** MATERIAL TO PROCESS **
━━━━━━
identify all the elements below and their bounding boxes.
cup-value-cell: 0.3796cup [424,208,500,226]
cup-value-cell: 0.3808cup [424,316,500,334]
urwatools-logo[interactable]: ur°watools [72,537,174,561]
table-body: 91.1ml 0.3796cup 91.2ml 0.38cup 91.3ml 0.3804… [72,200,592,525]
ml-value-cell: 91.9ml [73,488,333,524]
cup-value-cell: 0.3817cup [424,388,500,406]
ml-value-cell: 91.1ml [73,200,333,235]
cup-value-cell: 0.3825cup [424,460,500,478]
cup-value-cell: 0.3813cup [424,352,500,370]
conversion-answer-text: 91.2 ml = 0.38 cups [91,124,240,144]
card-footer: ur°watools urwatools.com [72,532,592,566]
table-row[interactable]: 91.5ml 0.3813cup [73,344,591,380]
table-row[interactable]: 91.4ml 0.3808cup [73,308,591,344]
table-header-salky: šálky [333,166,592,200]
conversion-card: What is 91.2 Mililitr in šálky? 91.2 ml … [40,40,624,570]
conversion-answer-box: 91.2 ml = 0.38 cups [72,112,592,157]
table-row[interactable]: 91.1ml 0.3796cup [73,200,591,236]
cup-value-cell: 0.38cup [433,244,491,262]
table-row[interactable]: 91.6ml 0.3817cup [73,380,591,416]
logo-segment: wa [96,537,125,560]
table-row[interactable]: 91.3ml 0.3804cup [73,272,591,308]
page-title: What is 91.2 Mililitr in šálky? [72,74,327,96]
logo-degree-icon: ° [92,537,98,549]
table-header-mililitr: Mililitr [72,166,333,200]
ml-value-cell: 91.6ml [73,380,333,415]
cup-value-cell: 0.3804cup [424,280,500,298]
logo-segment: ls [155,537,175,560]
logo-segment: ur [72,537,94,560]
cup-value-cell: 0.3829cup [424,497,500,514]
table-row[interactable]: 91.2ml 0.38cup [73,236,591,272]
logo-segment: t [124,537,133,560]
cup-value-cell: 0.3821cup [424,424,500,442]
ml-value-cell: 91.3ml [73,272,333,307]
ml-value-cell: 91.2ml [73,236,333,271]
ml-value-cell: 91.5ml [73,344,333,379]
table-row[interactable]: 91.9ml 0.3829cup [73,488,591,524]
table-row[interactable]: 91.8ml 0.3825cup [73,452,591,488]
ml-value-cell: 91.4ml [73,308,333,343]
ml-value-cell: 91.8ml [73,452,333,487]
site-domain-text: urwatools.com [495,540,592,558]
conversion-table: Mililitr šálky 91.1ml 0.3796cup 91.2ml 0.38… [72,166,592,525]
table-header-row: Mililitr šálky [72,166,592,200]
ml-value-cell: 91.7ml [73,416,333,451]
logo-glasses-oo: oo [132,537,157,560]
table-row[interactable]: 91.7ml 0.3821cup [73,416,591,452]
━━━━━━
** WORK TO DO **
Turn every line in all of the entries above into a numbered list, leaving out any blank lines.

** TASK OUTPUT **
1. identify all the elements below and their bounding boxes.
2. cup-value-cell: 0.3796cup [424,208,500,226]
3. cup-value-cell: 0.3808cup [424,316,500,334]
4. urwatools-logo[interactable]: ur°watools [72,537,174,561]
5. table-body: 91.1ml 0.3796cup 91.2ml 0.38cup 91.3ml 0.3804… [72,200,592,525]
6. ml-value-cell: 91.9ml [73,488,333,524]
7. cup-value-cell: 0.3817cup [424,388,500,406]
8. ml-value-cell: 91.1ml [73,200,333,235]
9. cup-value-cell: 0.3825cup [424,460,500,478]
10. cup-value-cell: 0.3813cup [424,352,500,370]
11. conversion-answer-text: 91.2 ml = 0.38 cups [91,124,240,144]
12. card-footer: ur°watools urwatools.com [72,532,592,566]
13. table-row[interactable]: 91.5ml 0.3813cup [73,344,591,380]
14. table-row[interactable]: 91.4ml 0.3808cup [73,308,591,344]
15. table-header-salky: šálky [333,166,592,200]
16. conversion-card: What is 91.2 Mililitr in šálky? 91.2 ml … [40,40,624,570]
17. conversion-answer-box: 91.2 ml = 0.38 cups [72,112,592,157]
18. table-row[interactable]: 91.1ml 0.3796cup [73,200,591,236]
19. cup-value-cell: 0.38cup [433,244,491,262]
20. table-row[interactable]: 91.6ml 0.3817cup [73,380,591,416]
21. logo-segment: wa [96,537,125,560]
22. table-row[interactable]: 91.3ml 0.3804cup [73,272,591,308]
23. page-title: What is 91.2 Mililitr in šálky? [72,74,327,96]
24. logo-degree-icon: ° [92,537,98,549]
25. table-header-mililitr: Mililitr [72,166,333,200]
26. ml-value-cell: 91.6ml [73,380,333,415]
27. cup-value-cell: 0.3804cup [424,280,500,298]
28. logo-segment: ls [155,537,175,560]
29. logo-segment: ur [72,537,94,560]
30. cup-value-cell: 0.3829cup [424,497,500,514]
31. table-row[interactable]: 91.2ml 0.38cup [73,236,591,272]
32. logo-segment: t [124,537,133,560]
33. cup-value-cell: 0.3821cup [424,424,500,442]
34. ml-value-cell: 91.3ml [73,272,333,307]
35. ml-value-cell: 91.2ml [73,236,333,271]
36. ml-value-cell: 91.5ml [73,344,333,379]
37. table-row[interactable]: 91.9ml 0.3829cup [73,488,591,524]
38. table-row[interactable]: 91.8ml 0.3825cup [73,452,591,488]
39. ml-value-cell: 91.4ml [73,308,333,343]
40. ml-value-cell: 91.8ml [73,452,333,487]
41. site-domain-text: urwatools.com [495,540,592,558]
42. conversion-table: Mililitr šálky 91.1ml 0.3796cup 91.2ml 0.38… [72,166,592,525]
43. table-header-row: Mililitr šálky [72,166,592,200]
44. ml-value-cell: 91.7ml [73,416,333,451]
45. logo-glasses-oo: oo [132,537,157,560]
46. table-row[interactable]: 91.7ml 0.3821cup [73,416,591,452]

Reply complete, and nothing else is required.